Start of Records supplied

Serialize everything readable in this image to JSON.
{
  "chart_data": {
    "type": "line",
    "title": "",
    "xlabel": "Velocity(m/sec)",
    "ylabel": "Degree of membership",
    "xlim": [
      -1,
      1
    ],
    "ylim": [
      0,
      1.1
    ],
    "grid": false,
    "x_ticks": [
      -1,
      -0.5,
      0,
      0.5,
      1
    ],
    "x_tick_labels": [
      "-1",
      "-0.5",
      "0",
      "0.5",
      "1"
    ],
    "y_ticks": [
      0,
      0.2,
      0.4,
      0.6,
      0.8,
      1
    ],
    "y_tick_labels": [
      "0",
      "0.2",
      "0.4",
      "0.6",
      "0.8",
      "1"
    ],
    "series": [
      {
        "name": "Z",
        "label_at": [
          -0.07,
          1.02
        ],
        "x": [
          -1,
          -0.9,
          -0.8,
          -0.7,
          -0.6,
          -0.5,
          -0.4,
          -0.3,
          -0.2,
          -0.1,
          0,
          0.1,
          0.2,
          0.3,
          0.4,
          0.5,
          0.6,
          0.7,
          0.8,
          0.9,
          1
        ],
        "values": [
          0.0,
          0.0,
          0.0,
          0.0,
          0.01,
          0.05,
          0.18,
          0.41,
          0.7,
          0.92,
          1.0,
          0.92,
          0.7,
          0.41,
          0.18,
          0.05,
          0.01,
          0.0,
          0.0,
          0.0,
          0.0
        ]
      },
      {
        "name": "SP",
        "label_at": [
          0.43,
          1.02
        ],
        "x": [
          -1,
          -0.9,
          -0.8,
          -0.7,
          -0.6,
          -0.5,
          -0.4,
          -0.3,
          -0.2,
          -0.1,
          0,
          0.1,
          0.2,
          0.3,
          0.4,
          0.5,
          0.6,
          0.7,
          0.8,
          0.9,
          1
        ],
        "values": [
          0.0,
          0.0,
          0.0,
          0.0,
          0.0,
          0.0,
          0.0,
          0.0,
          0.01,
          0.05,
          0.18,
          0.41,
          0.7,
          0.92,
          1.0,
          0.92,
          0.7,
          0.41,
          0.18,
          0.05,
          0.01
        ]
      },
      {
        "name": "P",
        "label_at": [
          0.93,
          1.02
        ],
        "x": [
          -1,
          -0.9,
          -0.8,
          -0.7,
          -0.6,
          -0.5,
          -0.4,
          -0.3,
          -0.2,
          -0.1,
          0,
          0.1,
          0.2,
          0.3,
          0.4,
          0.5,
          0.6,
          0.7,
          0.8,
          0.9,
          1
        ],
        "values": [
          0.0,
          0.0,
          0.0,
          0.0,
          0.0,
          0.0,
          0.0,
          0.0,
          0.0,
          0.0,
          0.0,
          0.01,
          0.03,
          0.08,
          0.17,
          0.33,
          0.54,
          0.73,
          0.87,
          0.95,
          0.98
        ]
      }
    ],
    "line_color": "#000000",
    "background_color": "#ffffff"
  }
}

End of Records supplied

• [Required task]:
Repeat each record exactly, leaving nothing out.

• [Reply to the task]:
Serialize everything readable in this image to JSON.
{
  "chart_data": {
    "type": "line",
    "title": "",
    "xlabel": "Velocity(m/sec)",
    "ylabel": "Degree of membership",
    "xlim": [
      -1,
      1
    ],
    "ylim": [
      0,
      1.1
    ],
    "grid": false,
    "x_ticks": [
      -1,
      -0.5,
      0,
      0.5,
      1
    ],
    "x_tick_labels": [
      "-1",
      "-0.5",
      "0",
      "0.5",
      "1"
    ],
    "y_ticks": [
      0,
      0.2,
      0.4,
      0.6,
      0.8,
      1
    ],
    "y_tick_labels": [
      "0",
      "0.2",
      "0.4",
      "0.6",
      "0.8",
      "1"
    ],
    "series": [
      {
        "name": "Z",
        "label_at": [
          -0.07,
          1.02
        ],
        "x": [
          -1,
          -0.9,
          -0.8,
          -0.7,
          -0.6,
          -0.5,
          -0.4,
          -0.3,
          -0.2,
          -0.1,
          0,
          0.1,
          0.2,
          0.3,
          0.4,
          0.5,
          0.6,
          0.7,
          0.8,
          0.9,
          1
        ],
        "values": [
          0.0,
          0.0,
          0.0,
          0.0,
          0.01,
          0.05,
          0.18,
          0.41,
          0.7,
          0.92,
          1.0,
          0.92,
          0.7,
          0.41,
          0.18,
          0.05,
          0.01,
          0.0,
          0.0,
          0.0,
          0.0
        ]
      },
      {
        "name": "SP",
        "label_at": [
          0.43,
          1.02
        ],
        "x": [
          -1,
          -0.9,
          -0.8,
          -0.7,
          -0.6,
          -0.5,
          -0.4,
          -0.3,
          -0.2,
          -0.1,
          0,
          0.1,
          0.2,
          0.3,
          0.4,
          0.5,
          0.6,
          0.7,
          0.8,
          0.9,
          1
        ],
        "values": [
          0.0,
          0.0,
          0.0,
          0.0,
          0.0,
          0.0,
          0.0,
          0.0,
          0.01,
          0.05,
          0.18,
          0.41,
          0.7,
          0.92,
          1.0,
          0.92,
          0.7,
          0.41,
          0.18,
          0.05,
          0.01
        ]
      },
      {
        "name": "P",
        "label_at": [
          0.93,
          1.02
        ],
        "x": [
          -1,
          -0.9,
          -0.8,
          -0.7,
          -0.6,
          -0.5,
          -0.4,
          -0.3,
          -0.2,
          -0.1,
          0,
          0.1,
          0.2,
          0.3,
          0.4,
          0.5,
          0.6,
          0.7,
          0.8,
          0.9,
          1
        ],
        "values": [
          0.0,
          0.0,
          0.0,
          0.0,
          0.0,
          0.0,
          0.0,
          0.0,
          0.0,
          0.0,
          0.0,
          0.01,
          0.03,
          0.08,
          0.17,
          0.33,
          0.54,
          0.73,
          0.87,
          0.95,
          0.98
        ]
      }
    ],
    "line_color": "#000000",
    "background_color": "#ffffff"
  }
}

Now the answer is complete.